* [EXERCISE PROMPT]: Copy each line of the records that holds the string "będą".

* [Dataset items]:
:::::
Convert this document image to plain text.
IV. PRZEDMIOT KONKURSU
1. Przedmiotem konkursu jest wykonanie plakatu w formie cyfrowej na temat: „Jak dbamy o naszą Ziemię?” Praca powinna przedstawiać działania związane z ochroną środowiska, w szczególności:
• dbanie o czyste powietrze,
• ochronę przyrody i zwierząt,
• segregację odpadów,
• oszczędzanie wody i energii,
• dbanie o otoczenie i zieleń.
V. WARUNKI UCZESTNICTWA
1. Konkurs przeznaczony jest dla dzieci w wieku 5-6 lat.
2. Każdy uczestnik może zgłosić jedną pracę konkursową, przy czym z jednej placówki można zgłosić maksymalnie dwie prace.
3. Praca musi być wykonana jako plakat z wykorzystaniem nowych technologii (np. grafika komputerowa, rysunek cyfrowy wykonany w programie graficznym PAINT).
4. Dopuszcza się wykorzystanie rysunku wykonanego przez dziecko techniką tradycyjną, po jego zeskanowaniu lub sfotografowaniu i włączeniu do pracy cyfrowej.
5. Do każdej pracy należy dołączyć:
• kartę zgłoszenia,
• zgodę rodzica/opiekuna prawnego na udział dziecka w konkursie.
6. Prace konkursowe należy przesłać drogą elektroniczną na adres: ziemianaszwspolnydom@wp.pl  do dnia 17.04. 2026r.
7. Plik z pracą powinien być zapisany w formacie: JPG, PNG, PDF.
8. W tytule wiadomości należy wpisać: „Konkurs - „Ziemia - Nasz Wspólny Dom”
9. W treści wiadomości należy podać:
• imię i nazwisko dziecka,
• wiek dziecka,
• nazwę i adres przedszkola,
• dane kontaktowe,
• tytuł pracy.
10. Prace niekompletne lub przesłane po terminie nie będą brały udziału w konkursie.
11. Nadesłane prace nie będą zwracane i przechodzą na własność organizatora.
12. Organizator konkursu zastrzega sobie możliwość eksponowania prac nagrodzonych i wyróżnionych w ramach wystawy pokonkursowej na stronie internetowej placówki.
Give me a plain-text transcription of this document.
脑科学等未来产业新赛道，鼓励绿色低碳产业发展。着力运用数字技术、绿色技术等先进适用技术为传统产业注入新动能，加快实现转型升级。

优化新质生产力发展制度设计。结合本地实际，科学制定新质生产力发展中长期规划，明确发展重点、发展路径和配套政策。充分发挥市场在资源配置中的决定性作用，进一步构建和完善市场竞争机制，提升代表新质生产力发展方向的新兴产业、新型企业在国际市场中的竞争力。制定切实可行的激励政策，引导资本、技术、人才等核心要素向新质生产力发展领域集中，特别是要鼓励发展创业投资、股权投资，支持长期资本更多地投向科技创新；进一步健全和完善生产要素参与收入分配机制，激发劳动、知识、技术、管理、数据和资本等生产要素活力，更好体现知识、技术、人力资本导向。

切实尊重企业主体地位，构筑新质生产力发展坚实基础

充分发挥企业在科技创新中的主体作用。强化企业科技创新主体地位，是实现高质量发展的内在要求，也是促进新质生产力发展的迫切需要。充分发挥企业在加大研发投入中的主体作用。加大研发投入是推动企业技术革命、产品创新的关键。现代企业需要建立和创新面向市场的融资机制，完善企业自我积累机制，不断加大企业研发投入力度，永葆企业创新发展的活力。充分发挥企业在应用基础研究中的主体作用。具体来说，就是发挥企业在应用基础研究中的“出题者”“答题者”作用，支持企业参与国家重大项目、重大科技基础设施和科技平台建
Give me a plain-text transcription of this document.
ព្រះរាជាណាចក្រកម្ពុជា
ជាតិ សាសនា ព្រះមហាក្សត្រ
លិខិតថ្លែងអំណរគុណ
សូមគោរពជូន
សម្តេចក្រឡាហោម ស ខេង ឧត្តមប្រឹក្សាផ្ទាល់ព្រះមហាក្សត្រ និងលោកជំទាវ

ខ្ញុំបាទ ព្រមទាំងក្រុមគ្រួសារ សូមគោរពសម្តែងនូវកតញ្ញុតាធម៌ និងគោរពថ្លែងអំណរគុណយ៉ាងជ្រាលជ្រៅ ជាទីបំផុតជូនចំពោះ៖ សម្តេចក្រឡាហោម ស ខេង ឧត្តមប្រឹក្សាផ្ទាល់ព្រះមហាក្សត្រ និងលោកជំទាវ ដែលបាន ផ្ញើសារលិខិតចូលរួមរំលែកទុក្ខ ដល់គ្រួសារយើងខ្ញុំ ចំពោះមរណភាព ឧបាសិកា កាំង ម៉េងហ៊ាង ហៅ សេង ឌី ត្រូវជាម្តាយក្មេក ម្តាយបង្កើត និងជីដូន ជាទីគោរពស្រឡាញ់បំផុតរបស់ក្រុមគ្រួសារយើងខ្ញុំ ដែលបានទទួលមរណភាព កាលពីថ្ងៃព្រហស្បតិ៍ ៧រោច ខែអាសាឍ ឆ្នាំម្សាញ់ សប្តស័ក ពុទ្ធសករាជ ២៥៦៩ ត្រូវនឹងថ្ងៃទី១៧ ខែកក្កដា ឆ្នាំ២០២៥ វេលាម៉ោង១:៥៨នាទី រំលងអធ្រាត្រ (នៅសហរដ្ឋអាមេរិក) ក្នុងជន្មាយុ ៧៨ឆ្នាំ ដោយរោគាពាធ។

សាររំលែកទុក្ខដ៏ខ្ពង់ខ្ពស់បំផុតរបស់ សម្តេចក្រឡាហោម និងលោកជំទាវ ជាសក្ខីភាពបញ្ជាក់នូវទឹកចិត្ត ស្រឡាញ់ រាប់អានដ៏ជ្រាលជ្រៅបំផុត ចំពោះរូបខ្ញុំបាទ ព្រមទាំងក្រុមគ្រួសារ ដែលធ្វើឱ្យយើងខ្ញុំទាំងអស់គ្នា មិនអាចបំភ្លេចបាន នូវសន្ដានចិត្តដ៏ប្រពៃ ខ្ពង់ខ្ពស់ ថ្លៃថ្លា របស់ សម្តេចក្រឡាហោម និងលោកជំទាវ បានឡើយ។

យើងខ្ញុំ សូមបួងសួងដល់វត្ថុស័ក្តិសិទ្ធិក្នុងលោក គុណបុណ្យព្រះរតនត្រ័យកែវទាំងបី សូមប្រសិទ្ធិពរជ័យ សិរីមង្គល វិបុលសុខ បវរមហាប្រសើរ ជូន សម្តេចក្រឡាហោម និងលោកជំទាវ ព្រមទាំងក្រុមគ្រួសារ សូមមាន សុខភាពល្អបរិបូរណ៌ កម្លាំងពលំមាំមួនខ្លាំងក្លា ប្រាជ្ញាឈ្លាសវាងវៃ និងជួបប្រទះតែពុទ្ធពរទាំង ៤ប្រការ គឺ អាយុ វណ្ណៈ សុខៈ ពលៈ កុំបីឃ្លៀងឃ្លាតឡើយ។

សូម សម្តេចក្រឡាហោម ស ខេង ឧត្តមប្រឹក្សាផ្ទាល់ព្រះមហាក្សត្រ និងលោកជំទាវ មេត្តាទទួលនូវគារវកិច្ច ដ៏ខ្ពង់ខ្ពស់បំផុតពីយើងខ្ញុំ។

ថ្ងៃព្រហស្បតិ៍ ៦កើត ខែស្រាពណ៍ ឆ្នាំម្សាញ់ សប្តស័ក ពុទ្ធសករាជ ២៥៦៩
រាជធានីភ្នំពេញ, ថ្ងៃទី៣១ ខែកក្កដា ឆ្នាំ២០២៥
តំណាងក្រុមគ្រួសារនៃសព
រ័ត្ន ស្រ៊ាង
:::::
* [SOLUTION TO THE PROBLEM]:
10. Prace niekompletne lub przesłane po terminie nie będą brały udziału w konkursie.
11. Nadesłane prace nie będą zwracane i przechodzą na własność organizatora.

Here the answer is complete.